Working data
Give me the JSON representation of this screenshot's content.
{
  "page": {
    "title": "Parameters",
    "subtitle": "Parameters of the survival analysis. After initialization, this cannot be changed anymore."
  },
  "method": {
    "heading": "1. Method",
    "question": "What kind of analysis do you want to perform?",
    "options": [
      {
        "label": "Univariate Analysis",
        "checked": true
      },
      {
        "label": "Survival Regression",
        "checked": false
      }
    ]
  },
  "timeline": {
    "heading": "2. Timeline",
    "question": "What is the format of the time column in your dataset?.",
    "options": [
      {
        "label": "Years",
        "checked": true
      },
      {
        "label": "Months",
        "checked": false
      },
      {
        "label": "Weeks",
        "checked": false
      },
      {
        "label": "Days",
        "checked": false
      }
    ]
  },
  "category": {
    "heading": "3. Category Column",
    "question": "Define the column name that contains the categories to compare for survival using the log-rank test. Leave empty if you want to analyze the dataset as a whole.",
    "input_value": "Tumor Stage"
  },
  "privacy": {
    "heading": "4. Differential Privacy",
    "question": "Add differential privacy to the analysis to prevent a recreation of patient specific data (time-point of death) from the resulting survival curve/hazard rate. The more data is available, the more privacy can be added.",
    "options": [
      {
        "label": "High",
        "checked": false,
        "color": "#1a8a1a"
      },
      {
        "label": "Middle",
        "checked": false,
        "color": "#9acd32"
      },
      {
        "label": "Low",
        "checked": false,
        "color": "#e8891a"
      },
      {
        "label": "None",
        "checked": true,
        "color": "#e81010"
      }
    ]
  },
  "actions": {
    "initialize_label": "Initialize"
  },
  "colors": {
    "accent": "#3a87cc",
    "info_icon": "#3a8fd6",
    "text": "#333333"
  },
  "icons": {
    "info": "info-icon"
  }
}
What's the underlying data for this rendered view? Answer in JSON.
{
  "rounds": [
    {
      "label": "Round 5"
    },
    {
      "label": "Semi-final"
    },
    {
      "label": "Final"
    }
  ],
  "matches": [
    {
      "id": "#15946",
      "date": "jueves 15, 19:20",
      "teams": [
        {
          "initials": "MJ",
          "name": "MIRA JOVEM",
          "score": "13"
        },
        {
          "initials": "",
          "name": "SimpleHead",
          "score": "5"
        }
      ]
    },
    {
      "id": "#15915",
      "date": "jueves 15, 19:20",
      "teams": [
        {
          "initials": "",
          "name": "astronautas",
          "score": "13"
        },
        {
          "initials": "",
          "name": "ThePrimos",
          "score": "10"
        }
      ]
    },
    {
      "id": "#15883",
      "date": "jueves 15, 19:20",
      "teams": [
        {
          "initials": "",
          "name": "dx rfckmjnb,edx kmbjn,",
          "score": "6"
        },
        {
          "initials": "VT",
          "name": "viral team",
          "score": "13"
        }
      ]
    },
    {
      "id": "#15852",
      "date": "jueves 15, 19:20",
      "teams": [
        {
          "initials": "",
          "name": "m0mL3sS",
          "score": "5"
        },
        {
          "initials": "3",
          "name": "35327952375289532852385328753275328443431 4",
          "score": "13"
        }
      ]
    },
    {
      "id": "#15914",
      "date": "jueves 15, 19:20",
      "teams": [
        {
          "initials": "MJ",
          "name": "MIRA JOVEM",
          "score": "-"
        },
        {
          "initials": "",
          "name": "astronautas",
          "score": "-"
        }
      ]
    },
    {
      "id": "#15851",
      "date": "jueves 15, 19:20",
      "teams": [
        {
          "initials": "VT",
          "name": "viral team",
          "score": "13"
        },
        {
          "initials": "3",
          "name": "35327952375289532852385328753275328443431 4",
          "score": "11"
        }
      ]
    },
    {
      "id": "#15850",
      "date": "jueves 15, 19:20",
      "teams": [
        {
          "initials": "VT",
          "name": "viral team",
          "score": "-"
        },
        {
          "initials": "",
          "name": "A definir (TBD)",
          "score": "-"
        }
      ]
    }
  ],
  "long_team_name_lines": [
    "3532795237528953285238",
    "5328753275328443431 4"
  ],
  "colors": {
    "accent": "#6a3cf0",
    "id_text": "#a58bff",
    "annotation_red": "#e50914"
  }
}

Task statement
A copy of each line above that holds the word "What" is the expected answer.

Solution
    "question": "What kind of analysis do you want to perform?",
    "question": "What is the format of the time column in your dataset?.",
What's the underlying data for this rendered view? Answer in JSON.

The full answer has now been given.